### Your goal
Please copy out every one of the items below line for line, changing nothing.
>> start Input rows
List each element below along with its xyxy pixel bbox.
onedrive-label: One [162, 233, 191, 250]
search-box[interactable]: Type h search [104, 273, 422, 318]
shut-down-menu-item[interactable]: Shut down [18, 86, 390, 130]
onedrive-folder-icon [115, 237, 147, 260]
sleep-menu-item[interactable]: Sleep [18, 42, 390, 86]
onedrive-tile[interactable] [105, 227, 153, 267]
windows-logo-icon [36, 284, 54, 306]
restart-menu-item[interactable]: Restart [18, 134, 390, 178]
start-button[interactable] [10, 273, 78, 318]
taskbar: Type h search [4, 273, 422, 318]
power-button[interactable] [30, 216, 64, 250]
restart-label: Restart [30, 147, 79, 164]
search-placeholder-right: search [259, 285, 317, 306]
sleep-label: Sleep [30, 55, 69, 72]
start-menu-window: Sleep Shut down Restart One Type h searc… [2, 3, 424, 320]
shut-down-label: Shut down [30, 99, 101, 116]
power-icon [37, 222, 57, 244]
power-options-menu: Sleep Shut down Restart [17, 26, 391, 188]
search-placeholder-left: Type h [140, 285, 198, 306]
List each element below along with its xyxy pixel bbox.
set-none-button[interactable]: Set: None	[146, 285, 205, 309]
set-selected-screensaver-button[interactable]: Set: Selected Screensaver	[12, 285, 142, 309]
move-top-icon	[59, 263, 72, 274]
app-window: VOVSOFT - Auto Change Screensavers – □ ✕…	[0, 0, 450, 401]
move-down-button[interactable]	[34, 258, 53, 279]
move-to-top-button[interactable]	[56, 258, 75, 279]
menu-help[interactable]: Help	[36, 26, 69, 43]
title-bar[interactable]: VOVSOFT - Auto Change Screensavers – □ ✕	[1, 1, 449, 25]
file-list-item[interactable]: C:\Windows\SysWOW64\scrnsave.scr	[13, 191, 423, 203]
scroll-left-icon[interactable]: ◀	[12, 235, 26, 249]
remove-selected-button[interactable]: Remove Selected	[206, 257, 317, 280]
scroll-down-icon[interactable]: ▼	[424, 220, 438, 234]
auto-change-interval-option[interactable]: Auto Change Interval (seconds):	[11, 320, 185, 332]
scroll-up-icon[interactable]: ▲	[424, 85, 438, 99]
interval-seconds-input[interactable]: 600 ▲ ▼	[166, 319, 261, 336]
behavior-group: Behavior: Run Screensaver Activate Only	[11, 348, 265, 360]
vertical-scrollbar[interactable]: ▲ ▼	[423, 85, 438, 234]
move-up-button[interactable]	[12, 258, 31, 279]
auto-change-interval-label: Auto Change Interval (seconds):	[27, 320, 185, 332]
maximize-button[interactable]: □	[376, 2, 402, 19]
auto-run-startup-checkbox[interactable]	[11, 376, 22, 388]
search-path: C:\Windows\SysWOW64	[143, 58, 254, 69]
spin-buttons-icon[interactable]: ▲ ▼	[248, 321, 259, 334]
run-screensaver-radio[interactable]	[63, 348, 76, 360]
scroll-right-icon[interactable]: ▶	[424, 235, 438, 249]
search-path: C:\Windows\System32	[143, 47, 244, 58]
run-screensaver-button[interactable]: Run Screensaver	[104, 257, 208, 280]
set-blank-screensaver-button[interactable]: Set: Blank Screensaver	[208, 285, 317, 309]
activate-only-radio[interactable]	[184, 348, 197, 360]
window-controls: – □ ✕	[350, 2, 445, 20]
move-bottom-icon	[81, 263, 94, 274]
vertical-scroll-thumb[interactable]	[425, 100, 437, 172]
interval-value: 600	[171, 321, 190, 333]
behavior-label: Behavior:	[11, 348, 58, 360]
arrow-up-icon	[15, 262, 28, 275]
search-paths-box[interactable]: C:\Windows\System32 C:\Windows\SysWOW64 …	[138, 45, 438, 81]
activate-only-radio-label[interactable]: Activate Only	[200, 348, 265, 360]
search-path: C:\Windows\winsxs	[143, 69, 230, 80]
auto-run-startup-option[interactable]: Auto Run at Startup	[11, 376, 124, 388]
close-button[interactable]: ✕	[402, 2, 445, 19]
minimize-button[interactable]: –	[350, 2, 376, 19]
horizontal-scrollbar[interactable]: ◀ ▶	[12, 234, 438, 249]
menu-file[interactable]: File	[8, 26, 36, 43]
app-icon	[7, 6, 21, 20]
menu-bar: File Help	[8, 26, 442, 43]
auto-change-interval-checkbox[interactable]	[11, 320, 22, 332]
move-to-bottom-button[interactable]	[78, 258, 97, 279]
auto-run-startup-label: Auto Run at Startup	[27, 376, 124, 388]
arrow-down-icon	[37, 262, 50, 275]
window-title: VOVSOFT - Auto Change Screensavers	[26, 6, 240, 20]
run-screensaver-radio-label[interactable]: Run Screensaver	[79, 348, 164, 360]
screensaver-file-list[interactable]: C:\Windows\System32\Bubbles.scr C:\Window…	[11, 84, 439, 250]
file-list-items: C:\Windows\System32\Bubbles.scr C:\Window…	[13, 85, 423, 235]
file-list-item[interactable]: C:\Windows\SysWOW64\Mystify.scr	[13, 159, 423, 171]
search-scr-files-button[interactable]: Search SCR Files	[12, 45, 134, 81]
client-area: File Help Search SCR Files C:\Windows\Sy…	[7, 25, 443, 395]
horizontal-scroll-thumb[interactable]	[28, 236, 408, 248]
>> end Input rows
### Problem solution
List each element below along with its xyxy pixel bbox.
onedrive-label: One [162, 233, 191, 250]
search-box[interactable]: Type h search [104, 273, 422, 318]
shut-down-menu-item[interactable]: Shut down [18, 86, 390, 130]
onedrive-folder-icon [115, 237, 147, 260]
sleep-menu-item[interactable]: Sleep [18, 42, 390, 86]
onedrive-tile[interactable] [105, 227, 153, 267]
windows-logo-icon [36, 284, 54, 306]
restart-menu-item[interactable]: Restart [18, 134, 390, 178]
start-button[interactable] [10, 273, 78, 318]
taskbar: Type h search [4, 273, 422, 318]
power-button[interactable] [30, 216, 64, 250]
restart-label: Restart [30, 147, 79, 164]
search-placeholder-right: search [259, 285, 317, 306]
sleep-label: Sleep [30, 55, 69, 72]
start-menu-window: Sleep Shut down Restart One Type h searc… [2, 3, 424, 320]
shut-down-label: Shut down [30, 99, 101, 116]
power-icon [37, 222, 57, 244]
power-options-menu: Sleep Shut down Restart [17, 26, 391, 188]
search-placeholder-left: Type h [140, 285, 198, 306]
List each element below along with its xyxy pixel bbox.
set-none-button[interactable]: Set: None	[146, 285, 205, 309]
set-selected-screensaver-button[interactable]: Set: Selected Screensaver	[12, 285, 142, 309]
move-top-icon	[59, 263, 72, 274]
app-window: VOVSOFT - Auto Change Screensavers – □ ✕…	[0, 0, 450, 401]
move-down-button[interactable]	[34, 258, 53, 279]
move-to-top-button[interactable]	[56, 258, 75, 279]
menu-help[interactable]: Help	[36, 26, 69, 43]
title-bar[interactable]: VOVSOFT - Auto Change Screensavers – □ ✕	[1, 1, 449, 25]
file-list-item[interactable]: C:\Windows\SysWOW64\scrnsave.scr	[13, 191, 423, 203]
scroll-left-icon[interactable]: ◀	[12, 235, 26, 249]
remove-selected-button[interactable]: Remove Selected	[206, 257, 317, 280]
scroll-down-icon[interactable]: ▼	[424, 220, 438, 234]
auto-change-interval-option[interactable]: Auto Change Interval (seconds):	[11, 320, 185, 332]
scroll-up-icon[interactable]: ▲	[424, 85, 438, 99]
interval-seconds-input[interactable]: 600 ▲ ▼	[166, 319, 261, 336]
behavior-group: Behavior: Run Screensaver Activate Only	[11, 348, 265, 360]
vertical-scrollbar[interactable]: ▲ ▼	[423, 85, 438, 234]
move-up-button[interactable]	[12, 258, 31, 279]
auto-change-interval-label: Auto Change Interval (seconds):	[27, 320, 185, 332]
maximize-button[interactable]: □	[376, 2, 402, 19]
auto-run-startup-checkbox[interactable]	[11, 376, 22, 388]
search-path: C:\Windows\SysWOW64	[143, 58, 254, 69]
spin-buttons-icon[interactable]: ▲ ▼	[248, 321, 259, 334]
run-screensaver-radio[interactable]	[63, 348, 76, 360]
scroll-right-icon[interactable]: ▶	[424, 235, 438, 249]
search-path: C:\Windows\System32	[143, 47, 244, 58]
run-screensaver-button[interactable]: Run Screensaver	[104, 257, 208, 280]
set-blank-screensaver-button[interactable]: Set: Blank Screensaver	[208, 285, 317, 309]
activate-only-radio[interactable]	[184, 348, 197, 360]
window-controls: – □ ✕	[350, 2, 445, 20]
move-bottom-icon	[81, 263, 94, 274]
vertical-scroll-thumb[interactable]	[425, 100, 437, 172]
interval-value: 600	[171, 321, 190, 333]
behavior-label: Behavior:	[11, 348, 58, 360]
arrow-up-icon	[15, 262, 28, 275]
search-paths-box[interactable]: C:\Windows\System32 C:\Windows\SysWOW64 …	[138, 45, 438, 81]
activate-only-radio-label[interactable]: Activate Only	[200, 348, 265, 360]
search-path: C:\Windows\winsxs	[143, 69, 230, 80]
auto-run-startup-option[interactable]: Auto Run at Startup	[11, 376, 124, 388]
close-button[interactable]: ✕	[402, 2, 445, 19]
minimize-button[interactable]: –	[350, 2, 376, 19]
horizontal-scrollbar[interactable]: ◀ ▶	[12, 234, 438, 249]
menu-file[interactable]: File	[8, 26, 36, 43]
app-icon	[7, 6, 21, 20]
menu-bar: File Help	[8, 26, 442, 43]
auto-change-interval-checkbox[interactable]	[11, 320, 22, 332]
move-to-bottom-button[interactable]	[78, 258, 97, 279]
auto-run-startup-label: Auto Run at Startup	[27, 376, 124, 388]
arrow-down-icon	[37, 262, 50, 275]
window-title: VOVSOFT - Auto Change Screensavers	[26, 6, 240, 20]
run-screensaver-radio-label[interactable]: Run Screensaver	[79, 348, 164, 360]
screensaver-file-list[interactable]: C:\Windows\System32\Bubbles.scr C:\Window…	[11, 84, 439, 250]
file-list-items: C:\Windows\System32\Bubbles.scr C:\Window…	[13, 85, 423, 235]
file-list-item[interactable]: C:\Windows\SysWOW64\Mystify.scr	[13, 159, 423, 171]
search-scr-files-button[interactable]: Search SCR Files	[12, 45, 134, 81]
client-area: File Help Search SCR Files C:\Windows\Sy…	[7, 25, 443, 395]
horizontal-scroll-thumb[interactable]	[28, 236, 408, 248]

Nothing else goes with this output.